> [Data listing]
<<<<

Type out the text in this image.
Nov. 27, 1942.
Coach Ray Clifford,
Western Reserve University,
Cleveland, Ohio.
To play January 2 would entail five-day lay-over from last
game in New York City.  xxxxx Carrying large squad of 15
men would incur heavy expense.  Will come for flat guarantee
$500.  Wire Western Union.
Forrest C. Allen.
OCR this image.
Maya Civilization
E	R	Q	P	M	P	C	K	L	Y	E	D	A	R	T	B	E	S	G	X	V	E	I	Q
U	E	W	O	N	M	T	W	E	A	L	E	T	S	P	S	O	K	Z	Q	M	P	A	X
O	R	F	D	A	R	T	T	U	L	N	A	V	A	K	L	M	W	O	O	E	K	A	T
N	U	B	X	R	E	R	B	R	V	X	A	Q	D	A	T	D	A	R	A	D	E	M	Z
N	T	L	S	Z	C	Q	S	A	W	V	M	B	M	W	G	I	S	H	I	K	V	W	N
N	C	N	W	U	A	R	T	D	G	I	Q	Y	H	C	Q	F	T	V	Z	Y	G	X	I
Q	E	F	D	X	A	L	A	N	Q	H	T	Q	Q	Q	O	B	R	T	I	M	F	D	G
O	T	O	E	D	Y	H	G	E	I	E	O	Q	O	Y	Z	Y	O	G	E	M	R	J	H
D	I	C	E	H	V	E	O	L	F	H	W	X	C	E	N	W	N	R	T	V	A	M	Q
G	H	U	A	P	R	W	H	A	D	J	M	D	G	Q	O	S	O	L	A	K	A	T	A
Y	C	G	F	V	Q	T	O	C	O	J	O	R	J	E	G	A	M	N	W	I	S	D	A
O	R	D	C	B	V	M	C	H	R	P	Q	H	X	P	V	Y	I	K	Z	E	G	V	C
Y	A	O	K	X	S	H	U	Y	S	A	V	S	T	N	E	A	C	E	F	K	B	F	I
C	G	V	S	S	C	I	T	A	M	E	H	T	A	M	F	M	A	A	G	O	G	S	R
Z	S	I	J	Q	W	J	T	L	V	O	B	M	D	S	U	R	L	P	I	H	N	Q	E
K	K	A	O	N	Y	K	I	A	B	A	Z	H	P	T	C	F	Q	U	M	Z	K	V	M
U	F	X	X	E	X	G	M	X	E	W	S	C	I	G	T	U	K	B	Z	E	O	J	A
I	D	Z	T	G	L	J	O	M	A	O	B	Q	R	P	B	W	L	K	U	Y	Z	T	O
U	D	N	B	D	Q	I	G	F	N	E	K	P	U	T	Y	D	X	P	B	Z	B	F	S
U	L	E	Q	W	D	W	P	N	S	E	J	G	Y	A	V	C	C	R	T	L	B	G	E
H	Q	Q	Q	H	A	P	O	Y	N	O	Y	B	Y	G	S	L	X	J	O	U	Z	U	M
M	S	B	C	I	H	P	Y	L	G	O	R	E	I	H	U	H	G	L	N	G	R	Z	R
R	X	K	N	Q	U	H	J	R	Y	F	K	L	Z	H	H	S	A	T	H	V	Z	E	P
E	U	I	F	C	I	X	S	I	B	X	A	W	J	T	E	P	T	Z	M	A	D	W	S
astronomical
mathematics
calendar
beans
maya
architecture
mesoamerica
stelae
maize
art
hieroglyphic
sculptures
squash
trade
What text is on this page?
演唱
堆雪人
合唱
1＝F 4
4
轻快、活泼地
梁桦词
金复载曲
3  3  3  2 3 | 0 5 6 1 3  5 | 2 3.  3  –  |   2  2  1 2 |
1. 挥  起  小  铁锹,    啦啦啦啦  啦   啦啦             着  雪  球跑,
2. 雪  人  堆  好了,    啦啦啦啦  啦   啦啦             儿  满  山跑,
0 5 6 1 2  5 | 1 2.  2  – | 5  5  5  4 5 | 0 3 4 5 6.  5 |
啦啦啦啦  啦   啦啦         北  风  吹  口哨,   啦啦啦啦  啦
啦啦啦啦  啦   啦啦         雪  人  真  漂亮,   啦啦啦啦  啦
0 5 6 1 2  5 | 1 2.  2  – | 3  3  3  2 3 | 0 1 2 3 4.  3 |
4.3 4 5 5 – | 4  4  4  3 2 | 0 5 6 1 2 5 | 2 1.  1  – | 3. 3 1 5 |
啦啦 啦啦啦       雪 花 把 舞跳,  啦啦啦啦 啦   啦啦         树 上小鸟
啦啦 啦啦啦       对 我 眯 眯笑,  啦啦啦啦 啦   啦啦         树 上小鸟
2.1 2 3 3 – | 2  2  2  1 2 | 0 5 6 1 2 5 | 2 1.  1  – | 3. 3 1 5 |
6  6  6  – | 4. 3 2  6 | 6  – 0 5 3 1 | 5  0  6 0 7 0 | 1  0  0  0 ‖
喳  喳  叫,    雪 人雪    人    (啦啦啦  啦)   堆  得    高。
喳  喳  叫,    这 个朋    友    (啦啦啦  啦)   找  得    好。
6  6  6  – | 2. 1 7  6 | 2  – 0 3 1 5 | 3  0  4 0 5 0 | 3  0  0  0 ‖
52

>>>>

> [Given exercise] Write out every line exactly as it stands.

> [Task response]
Type out the text in this image.
Nov. 27, 1942.
Coach Ray Clifford,
Western Reserve University,
Cleveland, Ohio.
To play January 2 would entail five-day lay-over from last
game in New York City.  xxxxx Carrying large squad of 15
men would incur heavy expense.  Will come for flat guarantee
$500.  Wire Western Union.
Forrest C. Allen.
OCR this image.
Maya Civilization
E	R	Q	P	M	P	C	K	L	Y	E	D	A	R	T	B	E	S	G	X	V	E	I	Q
U	E	W	O	N	M	T	W	E	A	L	E	T	S	P	S	O	K	Z	Q	M	P	A	X
O	R	F	D	A	R	T	T	U	L	N	A	V	A	K	L	M	W	O	O	E	K	A	T
N	U	B	X	R	E	R	B	R	V	X	A	Q	D	A	T	D	A	R	A	D	E	M	Z
N	T	L	S	Z	C	Q	S	A	W	V	M	B	M	W	G	I	S	H	I	K	V	W	N
N	C	N	W	U	A	R	T	D	G	I	Q	Y	H	C	Q	F	T	V	Z	Y	G	X	I
Q	E	F	D	X	A	L	A	N	Q	H	T	Q	Q	Q	O	B	R	T	I	M	F	D	G
O	T	O	E	D	Y	H	G	E	I	E	O	Q	O	Y	Z	Y	O	G	E	M	R	J	H
D	I	C	E	H	V	E	O	L	F	H	W	X	C	E	N	W	N	R	T	V	A	M	Q
G	H	U	A	P	R	W	H	A	D	J	M	D	G	Q	O	S	O	L	A	K	A	T	A
Y	C	G	F	V	Q	T	O	C	O	J	O	R	J	E	G	A	M	N	W	I	S	D	A
O	R	D	C	B	V	M	C	H	R	P	Q	H	X	P	V	Y	I	K	Z	E	G	V	C
Y	A	O	K	X	S	H	U	Y	S	A	V	S	T	N	E	A	C	E	F	K	B	F	I
C	G	V	S	S	C	I	T	A	M	E	H	T	A	M	F	M	A	A	G	O	G	S	R
Z	S	I	J	Q	W	J	T	L	V	O	B	M	D	S	U	R	L	P	I	H	N	Q	E
K	K	A	O	N	Y	K	I	A	B	A	Z	H	P	T	C	F	Q	U	M	Z	K	V	M
U	F	X	X	E	X	G	M	X	E	W	S	C	I	G	T	U	K	B	Z	E	O	J	A
I	D	Z	T	G	L	J	O	M	A	O	B	Q	R	P	B	W	L	K	U	Y	Z	T	O
U	D	N	B	D	Q	I	G	F	N	E	K	P	U	T	Y	D	X	P	B	Z	B	F	S
U	L	E	Q	W	D	W	P	N	S	E	J	G	Y	A	V	C	C	R	T	L	B	G	E
H	Q	Q	Q	H	A	P	O	Y	N	O	Y	B	Y	G	S	L	X	J	O	U	Z	U	M
M	S	B	C	I	H	P	Y	L	G	O	R	E	I	H	U	H	G	L	N	G	R	Z	R
R	X	K	N	Q	U	H	J	R	Y	F	K	L	Z	H	H	S	A	T	H	V	Z	E	P
E	U	I	F	C	I	X	S	I	B	X	A	W	J	T	E	P	T	Z	M	A	D	W	S
astronomical
mathematics
calendar
beans
maya
architecture
mesoamerica
stelae
maize
art
hieroglyphic
sculptures
squash
trade
What text is on this page?
演唱
堆雪人
合唱
1＝F 4
4
轻快、活泼地
梁桦词
金复载曲
3  3  3  2 3 | 0 5 6 1 3  5 | 2 3.  3  –  |   2  2  1 2 |
1. 挥  起  小  铁锹,    啦啦啦啦  啦   啦啦             着  雪  球跑,
2. 雪  人  堆  好了,    啦啦啦啦  啦   啦啦             儿  满  山跑,
0 5 6 1 2  5 | 1 2.  2  – | 5  5  5  4 5 | 0 3 4 5 6.  5 |
啦啦啦啦  啦   啦啦         北  风  吹  口哨,   啦啦啦啦  啦
啦啦啦啦  啦   啦啦         雪  人  真  漂亮,   啦啦啦啦  啦
0 5 6 1 2  5 | 1 2.  2  – | 3  3  3  2 3 | 0 1 2 3 4.  3 |
4.3 4 5 5 – | 4  4  4  3 2 | 0 5 6 1 2 5 | 2 1.  1  – | 3. 3 1 5 |
啦啦 啦啦啦       雪 花 把 舞跳,  啦啦啦啦 啦   啦啦         树 上小鸟
啦啦 啦啦啦       对 我 眯 眯笑,  啦啦啦啦 啦   啦啦         树 上小鸟
2.1 2 3 3 – | 2  2  2  1 2 | 0 5 6 1 2 5 | 2 1.  1  – | 3. 3 1 5 |
6  6  6  – | 4. 3 2  6 | 6  – 0 5 3 1 | 5  0  6 0 7 0 | 1  0  0  0 ‖
喳  喳  叫,    雪 人雪    人    (啦啦啦  啦)   堆  得    高。
喳  喳  叫,    这 个朋    友    (啦啦啦  啦)   找  得    好。
6  6  6  – | 2. 1 7  6 | 2  – 0 3 1 5 | 3  0  4 0 5 0 | 3  0  0  0 ‖
52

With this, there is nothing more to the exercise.